## TASK STATEMENT
Copy out each line exactly as it appears.

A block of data
☆ ☆ ☆ ☆

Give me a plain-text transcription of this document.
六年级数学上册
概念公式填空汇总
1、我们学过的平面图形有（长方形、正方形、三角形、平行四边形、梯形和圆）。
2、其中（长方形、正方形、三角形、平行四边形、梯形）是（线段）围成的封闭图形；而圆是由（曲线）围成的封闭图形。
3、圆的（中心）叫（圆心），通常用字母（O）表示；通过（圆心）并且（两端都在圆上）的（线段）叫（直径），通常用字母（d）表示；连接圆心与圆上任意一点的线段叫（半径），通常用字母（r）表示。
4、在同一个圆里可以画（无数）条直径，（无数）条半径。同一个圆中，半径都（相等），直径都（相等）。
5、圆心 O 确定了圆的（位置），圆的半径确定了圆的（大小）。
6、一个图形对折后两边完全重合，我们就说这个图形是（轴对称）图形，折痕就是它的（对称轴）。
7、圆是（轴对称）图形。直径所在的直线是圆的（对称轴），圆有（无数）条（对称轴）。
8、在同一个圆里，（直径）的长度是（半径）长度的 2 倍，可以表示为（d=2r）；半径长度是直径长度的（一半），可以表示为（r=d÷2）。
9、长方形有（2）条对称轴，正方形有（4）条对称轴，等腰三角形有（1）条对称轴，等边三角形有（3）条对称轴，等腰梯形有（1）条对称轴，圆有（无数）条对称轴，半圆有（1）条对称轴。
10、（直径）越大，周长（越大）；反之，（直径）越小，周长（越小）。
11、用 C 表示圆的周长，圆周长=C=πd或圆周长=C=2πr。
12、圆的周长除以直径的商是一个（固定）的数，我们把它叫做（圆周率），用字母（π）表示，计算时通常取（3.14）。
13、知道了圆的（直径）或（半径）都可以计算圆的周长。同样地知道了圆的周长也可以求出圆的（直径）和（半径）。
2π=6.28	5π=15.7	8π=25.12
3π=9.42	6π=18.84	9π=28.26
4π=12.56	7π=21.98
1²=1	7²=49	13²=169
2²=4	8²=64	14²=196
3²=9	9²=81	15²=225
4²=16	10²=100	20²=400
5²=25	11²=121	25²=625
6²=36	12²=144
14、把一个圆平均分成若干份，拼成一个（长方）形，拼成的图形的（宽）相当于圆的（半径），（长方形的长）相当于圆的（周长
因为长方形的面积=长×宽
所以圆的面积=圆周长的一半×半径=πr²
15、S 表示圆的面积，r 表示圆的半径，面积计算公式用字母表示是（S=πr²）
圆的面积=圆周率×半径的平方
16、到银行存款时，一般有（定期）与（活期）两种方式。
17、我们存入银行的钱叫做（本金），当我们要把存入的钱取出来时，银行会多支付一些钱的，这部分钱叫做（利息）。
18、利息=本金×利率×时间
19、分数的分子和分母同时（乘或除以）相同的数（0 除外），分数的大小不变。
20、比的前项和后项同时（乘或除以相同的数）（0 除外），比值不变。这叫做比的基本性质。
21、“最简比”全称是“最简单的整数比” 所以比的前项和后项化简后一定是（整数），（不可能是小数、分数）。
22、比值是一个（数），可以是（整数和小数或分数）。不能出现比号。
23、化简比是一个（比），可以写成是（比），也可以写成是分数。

☆ ☆ ☆ ☆

## EXERCISE OUTPUT
Give me a plain-text transcription of this document.
六年级数学上册
概念公式填空汇总
1、我们学过的平面图形有（长方形、正方形、三角形、平行四边形、梯形和圆）。
2、其中（长方形、正方形、三角形、平行四边形、梯形）是（线段）围成的封闭图形；而圆是由（曲线）围成的封闭图形。
3、圆的（中心）叫（圆心），通常用字母（O）表示；通过（圆心）并且（两端都在圆上）的（线段）叫（直径），通常用字母（d）表示；连接圆心与圆上任意一点的线段叫（半径），通常用字母（r）表示。
4、在同一个圆里可以画（无数）条直径，（无数）条半径。同一个圆中，半径都（相等），直径都（相等）。
5、圆心 O 确定了圆的（位置），圆的半径确定了圆的（大小）。
6、一个图形对折后两边完全重合，我们就说这个图形是（轴对称）图形，折痕就是它的（对称轴）。
7、圆是（轴对称）图形。直径所在的直线是圆的（对称轴），圆有（无数）条（对称轴）。
8、在同一个圆里，（直径）的长度是（半径）长度的 2 倍，可以表示为（d=2r）；半径长度是直径长度的（一半），可以表示为（r=d÷2）。
9、长方形有（2）条对称轴，正方形有（4）条对称轴，等腰三角形有（1）条对称轴，等边三角形有（3）条对称轴，等腰梯形有（1）条对称轴，圆有（无数）条对称轴，半圆有（1）条对称轴。
10、（直径）越大，周长（越大）；反之，（直径）越小，周长（越小）。
11、用 C 表示圆的周长，圆周长=C=πd或圆周长=C=2πr。
12、圆的周长除以直径的商是一个（固定）的数，我们把它叫做（圆周率），用字母（π）表示，计算时通常取（3.14）。
13、知道了圆的（直径）或（半径）都可以计算圆的周长。同样地知道了圆的周长也可以求出圆的（直径）和（半径）。
2π=6.28	5π=15.7	8π=25.12
3π=9.42	6π=18.84	9π=28.26
4π=12.56	7π=21.98
1²=1	7²=49	13²=169
2²=4	8²=64	14²=196
3²=9	9²=81	15²=225
4²=16	10²=100	20²=400
5²=25	11²=121	25²=625
6²=36	12²=144
14、把一个圆平均分成若干份，拼成一个（长方）形，拼成的图形的（宽）相当于圆的（半径），（长方形的长）相当于圆的（周长
因为长方形的面积=长×宽
所以圆的面积=圆周长的一半×半径=πr²
15、S 表示圆的面积，r 表示圆的半径，面积计算公式用字母表示是（S=πr²）
圆的面积=圆周率×半径的平方
16、到银行存款时，一般有（定期）与（活期）两种方式。
17、我们存入银行的钱叫做（本金），当我们要把存入的钱取出来时，银行会多支付一些钱的，这部分钱叫做（利息）。
18、利息=本金×利率×时间
19、分数的分子和分母同时（乘或除以）相同的数（0 除外），分数的大小不变。
20、比的前项和后项同时（乘或除以相同的数）（0 除外），比值不变。这叫做比的基本性质。
21、“最简比”全称是“最简单的整数比” 所以比的前项和后项化简后一定是（整数），（不可能是小数、分数）。
22、比值是一个（数），可以是（整数和小数或分数）。不能出现比号。
23、化简比是一个（比），可以写成是（比），也可以写成是分数。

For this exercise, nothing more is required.